> _Tarefa_: No trecho fornecido, com qual departamento o memorando de segurança nacional de 2021 manda o Departamento de Estado trabalhar?

> _Trecho fornecido_:
Quando a administração Biden encerrou a Iniciativa China, disse que um memorando de segurança nacional de 2021 sobre a triagem de estudantes estrangeiros permaneceria em vigor. Ele instrui o Departamento de Estado a trabalhar com o Departamento de Segurança Interna para garantir que a concessão de vistos reflita “a natureza mutante dos riscos” para a pesquisa dos EUA. Mas não especifica quais são esses riscos ou como as agências devem coordenar a aplicação da lei.
“A questão é, quem está coordenando tudo, as diretrizes e procedimentos para a aplicação da lei”, disse Steven Pei, professor de engenharia elétrica na Universidade de Houston e co-organizador da Força-Tarefa de Justiça dos Americanos Asiáticos do Pacífico, que defende contra a discriminação racial. “Estamos nos esforçando para equilibrar a segurança nacional, a competitividade dos EUA com a China em alta tecnologia e os direitos civis”, ele disse. “Mas essa política de alto nível não se espalhou.”

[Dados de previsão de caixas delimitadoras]
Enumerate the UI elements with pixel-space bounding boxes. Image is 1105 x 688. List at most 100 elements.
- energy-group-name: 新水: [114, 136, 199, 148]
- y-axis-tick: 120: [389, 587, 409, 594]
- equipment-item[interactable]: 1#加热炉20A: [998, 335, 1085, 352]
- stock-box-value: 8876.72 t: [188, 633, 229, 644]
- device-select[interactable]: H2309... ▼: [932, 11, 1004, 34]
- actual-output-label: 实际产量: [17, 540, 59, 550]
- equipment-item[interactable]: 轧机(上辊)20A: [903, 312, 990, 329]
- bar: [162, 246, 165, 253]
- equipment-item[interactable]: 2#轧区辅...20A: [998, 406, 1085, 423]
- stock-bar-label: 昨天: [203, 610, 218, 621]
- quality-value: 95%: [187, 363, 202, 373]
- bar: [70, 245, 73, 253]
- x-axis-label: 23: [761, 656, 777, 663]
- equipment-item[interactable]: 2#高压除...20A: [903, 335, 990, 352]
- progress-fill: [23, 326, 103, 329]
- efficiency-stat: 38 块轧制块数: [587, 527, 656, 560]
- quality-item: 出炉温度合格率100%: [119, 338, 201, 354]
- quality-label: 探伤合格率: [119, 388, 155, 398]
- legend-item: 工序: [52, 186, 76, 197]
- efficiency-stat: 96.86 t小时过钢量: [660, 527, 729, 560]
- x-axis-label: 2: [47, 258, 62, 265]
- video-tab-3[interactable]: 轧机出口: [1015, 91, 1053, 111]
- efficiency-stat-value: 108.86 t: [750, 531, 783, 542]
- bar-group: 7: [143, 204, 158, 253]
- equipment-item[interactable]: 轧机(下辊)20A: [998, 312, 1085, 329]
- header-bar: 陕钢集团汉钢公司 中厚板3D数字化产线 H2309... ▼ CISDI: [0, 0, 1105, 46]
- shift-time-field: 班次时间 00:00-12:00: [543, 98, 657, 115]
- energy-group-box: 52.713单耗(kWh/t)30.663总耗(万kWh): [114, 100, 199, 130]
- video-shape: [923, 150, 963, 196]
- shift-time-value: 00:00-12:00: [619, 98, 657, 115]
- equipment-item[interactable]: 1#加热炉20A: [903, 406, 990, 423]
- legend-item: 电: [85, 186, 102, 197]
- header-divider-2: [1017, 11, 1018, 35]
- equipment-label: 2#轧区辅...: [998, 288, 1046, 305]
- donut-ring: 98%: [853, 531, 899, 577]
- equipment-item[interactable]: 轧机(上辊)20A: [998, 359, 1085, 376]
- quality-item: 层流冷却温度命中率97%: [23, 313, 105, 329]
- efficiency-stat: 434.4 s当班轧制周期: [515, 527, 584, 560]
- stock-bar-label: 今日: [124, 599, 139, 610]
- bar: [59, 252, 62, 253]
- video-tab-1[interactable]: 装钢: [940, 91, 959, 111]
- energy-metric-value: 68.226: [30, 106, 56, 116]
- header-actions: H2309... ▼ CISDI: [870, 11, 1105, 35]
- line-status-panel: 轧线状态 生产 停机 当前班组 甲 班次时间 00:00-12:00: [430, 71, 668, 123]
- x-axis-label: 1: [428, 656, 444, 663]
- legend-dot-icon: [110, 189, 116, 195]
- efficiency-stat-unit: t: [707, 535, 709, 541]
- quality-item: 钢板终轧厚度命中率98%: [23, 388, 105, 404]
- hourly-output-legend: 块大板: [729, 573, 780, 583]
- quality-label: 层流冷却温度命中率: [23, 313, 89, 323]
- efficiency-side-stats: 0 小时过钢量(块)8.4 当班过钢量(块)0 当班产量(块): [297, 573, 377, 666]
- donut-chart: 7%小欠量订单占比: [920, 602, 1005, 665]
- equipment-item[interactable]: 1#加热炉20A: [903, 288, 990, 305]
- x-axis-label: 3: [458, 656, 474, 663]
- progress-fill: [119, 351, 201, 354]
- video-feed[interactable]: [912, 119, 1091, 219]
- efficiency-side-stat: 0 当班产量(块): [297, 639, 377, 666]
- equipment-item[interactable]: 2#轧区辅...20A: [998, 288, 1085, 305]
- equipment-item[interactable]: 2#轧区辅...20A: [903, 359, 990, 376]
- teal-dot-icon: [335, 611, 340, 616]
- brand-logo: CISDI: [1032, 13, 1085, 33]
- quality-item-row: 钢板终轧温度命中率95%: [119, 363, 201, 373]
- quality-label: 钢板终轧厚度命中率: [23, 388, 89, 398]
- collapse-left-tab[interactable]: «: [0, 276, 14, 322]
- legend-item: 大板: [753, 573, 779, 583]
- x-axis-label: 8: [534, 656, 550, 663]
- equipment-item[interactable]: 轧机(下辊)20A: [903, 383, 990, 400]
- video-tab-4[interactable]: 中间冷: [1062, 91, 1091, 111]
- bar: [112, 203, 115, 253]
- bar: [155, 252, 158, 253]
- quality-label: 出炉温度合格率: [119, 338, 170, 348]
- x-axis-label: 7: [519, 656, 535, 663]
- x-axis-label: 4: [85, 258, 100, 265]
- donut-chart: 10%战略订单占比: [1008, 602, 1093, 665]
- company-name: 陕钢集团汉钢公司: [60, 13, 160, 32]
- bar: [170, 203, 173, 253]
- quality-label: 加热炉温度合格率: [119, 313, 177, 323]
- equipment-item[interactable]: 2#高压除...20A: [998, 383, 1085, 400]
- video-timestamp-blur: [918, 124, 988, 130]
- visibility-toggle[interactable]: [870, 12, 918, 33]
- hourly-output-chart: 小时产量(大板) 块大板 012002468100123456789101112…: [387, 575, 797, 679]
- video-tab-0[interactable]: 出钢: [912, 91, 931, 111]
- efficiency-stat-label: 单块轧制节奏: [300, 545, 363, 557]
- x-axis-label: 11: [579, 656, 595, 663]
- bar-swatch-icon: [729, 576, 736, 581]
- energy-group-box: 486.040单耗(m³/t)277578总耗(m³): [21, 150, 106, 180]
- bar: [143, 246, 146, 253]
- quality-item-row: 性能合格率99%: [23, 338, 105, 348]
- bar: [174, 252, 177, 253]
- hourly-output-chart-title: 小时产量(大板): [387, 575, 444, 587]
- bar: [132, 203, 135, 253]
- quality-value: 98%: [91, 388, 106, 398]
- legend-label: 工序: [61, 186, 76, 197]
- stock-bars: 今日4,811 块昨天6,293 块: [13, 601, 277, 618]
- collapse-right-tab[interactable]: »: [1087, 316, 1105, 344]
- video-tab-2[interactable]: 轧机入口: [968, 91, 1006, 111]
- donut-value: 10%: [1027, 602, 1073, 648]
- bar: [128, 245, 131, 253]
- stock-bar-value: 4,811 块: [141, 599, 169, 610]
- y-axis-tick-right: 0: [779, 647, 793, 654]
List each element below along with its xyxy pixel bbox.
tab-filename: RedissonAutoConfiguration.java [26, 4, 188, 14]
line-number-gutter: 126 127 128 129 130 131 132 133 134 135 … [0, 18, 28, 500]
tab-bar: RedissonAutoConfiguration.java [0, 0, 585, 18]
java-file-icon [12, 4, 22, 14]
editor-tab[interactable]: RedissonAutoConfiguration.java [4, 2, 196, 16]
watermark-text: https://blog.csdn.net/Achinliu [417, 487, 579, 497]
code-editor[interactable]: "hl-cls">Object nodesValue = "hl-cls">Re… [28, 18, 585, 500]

> _Resposta_: Com o Departamento de Segurança Interna.